§ Task
Print every row below word for word, omitting the picture lines.

Spatial layout rows:
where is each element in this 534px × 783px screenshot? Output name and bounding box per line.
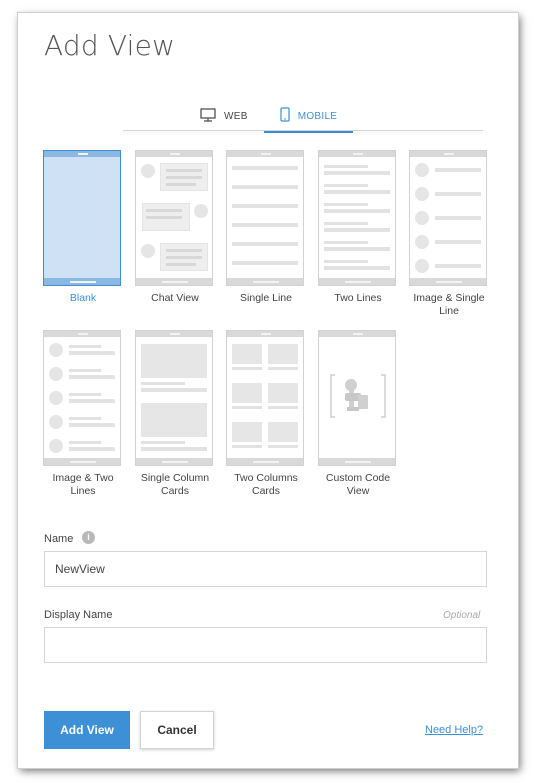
template-chat-view-thumbnail — [135, 150, 213, 286]
template-label: Custom Code View — [325, 472, 391, 497]
name-label: Name — [44, 533, 74, 545]
template-label: Chat View — [151, 292, 199, 304]
template-two-lines[interactable]: Two Lines — [318, 150, 398, 305]
add-view-button[interactable]: Add View — [44, 711, 130, 749]
template-two-columns-cards[interactable]: Two Columns Cards — [226, 330, 306, 498]
template-label: Blank — [69, 292, 97, 304]
template-label: Single Column Cards — [140, 472, 210, 497]
template-custom-code-view[interactable]: Custom Code View — [318, 330, 398, 498]
platform-tabs: WEB MOBILE — [184, 101, 354, 133]
tab-web[interactable]: WEB — [184, 101, 264, 131]
template-label: Two Lines — [334, 292, 382, 304]
display-name-input[interactable] — [44, 627, 487, 663]
template-custom-code-view-thumbnail — [318, 330, 396, 466]
template-chat-view[interactable]: Chat View — [135, 150, 215, 305]
template-label: Single Line — [240, 292, 292, 304]
template-image-two-lines[interactable]: Image & Two Lines — [43, 330, 123, 498]
tab-divider — [123, 130, 483, 131]
tab-web-label: WEB — [224, 110, 248, 122]
template-single-column-cards-thumbnail — [135, 330, 213, 466]
dialog-title: Add View — [44, 29, 176, 62]
custom-code-tools-icon — [329, 371, 387, 426]
template-blank-thumbnail — [43, 150, 121, 286]
desktop-icon — [200, 107, 216, 125]
template-single-column-cards[interactable]: Single Column Cards — [135, 330, 215, 498]
template-image-single-line-thumbnail — [409, 150, 487, 286]
display-name-label: Display Name — [44, 609, 113, 621]
template-image-single-line[interactable]: Image & Single Line — [409, 150, 489, 318]
template-single-line-thumbnail — [226, 150, 304, 286]
cancel-button[interactable]: Cancel — [140, 711, 214, 749]
template-image-two-lines-thumbnail — [43, 330, 121, 466]
need-help-link[interactable]: Need Help? — [425, 724, 483, 736]
template-single-line[interactable]: Single Line — [226, 150, 306, 305]
template-two-lines-thumbnail — [318, 150, 396, 286]
add-view-dialog: Add View WEB MOBILE Blank Chat View Sing… — [18, 13, 518, 768]
template-two-columns-cards-thumbnail — [226, 330, 304, 466]
template-label: Image & Single Line — [413, 292, 485, 317]
template-blank[interactable]: Blank — [43, 150, 123, 305]
template-label: Image & Two Lines — [52, 472, 114, 497]
info-icon[interactable]: i — [82, 531, 95, 544]
optional-hint: Optional — [443, 610, 481, 621]
tab-mobile-label: MOBILE — [297, 110, 338, 122]
template-label: Two Columns Cards — [234, 472, 298, 497]
name-input[interactable]: NewView — [44, 551, 487, 587]
mobile-icon — [280, 107, 290, 125]
tab-mobile[interactable]: MOBILE — [263, 101, 354, 133]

§ Final result
where is each element in this 534px × 783px screenshot? Output name and bounding box per line.
template-chat-view-thumbnail — [135, 150, 213, 286]
template-label: Custom Code View — [325, 472, 391, 497]
name-label: Name — [44, 533, 74, 545]
template-label: Chat View — [151, 292, 199, 304]
template-two-lines[interactable]: Two Lines — [318, 150, 398, 305]
add-view-button[interactable]: Add View — [44, 711, 130, 749]
template-two-columns-cards[interactable]: Two Columns Cards — [226, 330, 306, 498]
template-label: Blank — [69, 292, 97, 304]
template-label: Single Column Cards — [140, 472, 210, 497]
template-custom-code-view[interactable]: Custom Code View — [318, 330, 398, 498]
platform-tabs: WEB MOBILE — [184, 101, 354, 133]
tab-web[interactable]: WEB — [184, 101, 264, 131]
template-label: Two Lines — [334, 292, 382, 304]
display-name-input[interactable] — [44, 627, 487, 663]
template-custom-code-view-thumbnail — [318, 330, 396, 466]
template-chat-view[interactable]: Chat View — [135, 150, 215, 305]
template-label: Single Line — [240, 292, 292, 304]
template-image-two-lines[interactable]: Image & Two Lines — [43, 330, 123, 498]
tab-divider — [123, 130, 483, 131]
tab-web-label: WEB — [224, 110, 248, 122]
template-single-column-cards-thumbnail — [135, 330, 213, 466]
dialog-title: Add View — [44, 29, 176, 62]
custom-code-tools-icon — [329, 371, 387, 426]
template-blank-thumbnail — [43, 150, 121, 286]
desktop-icon — [200, 107, 216, 125]
template-single-column-cards[interactable]: Single Column Cards — [135, 330, 215, 498]
template-image-single-line-thumbnail — [409, 150, 487, 286]
display-name-label: Display Name — [44, 609, 113, 621]
template-image-single-line[interactable]: Image & Single Line — [409, 150, 489, 318]
template-single-line-thumbnail — [226, 150, 304, 286]
cancel-button[interactable]: Cancel — [140, 711, 214, 749]
template-image-two-lines-thumbnail — [43, 330, 121, 466]
need-help-link[interactable]: Need Help? — [425, 724, 483, 736]
template-single-line[interactable]: Single Line — [226, 150, 306, 305]
template-two-lines-thumbnail — [318, 150, 396, 286]
add-view-dialog: Add View WEB MOBILE Blank Chat View Sing… — [18, 13, 518, 768]
template-two-columns-cards-thumbnail — [226, 330, 304, 466]
template-label: Image & Single Line — [413, 292, 485, 317]
template-blank[interactable]: Blank — [43, 150, 123, 305]
template-label: Image & Two Lines — [52, 472, 114, 497]
info-icon[interactable]: i — [82, 531, 95, 544]
optional-hint: Optional — [443, 610, 481, 621]
tab-mobile-label: MOBILE — [297, 110, 338, 122]
template-label: Two Columns Cards — [234, 472, 298, 497]
name-input[interactable]: NewView — [44, 551, 487, 587]
mobile-icon — [280, 107, 290, 125]
tab-mobile[interactable]: MOBILE — [263, 101, 354, 133]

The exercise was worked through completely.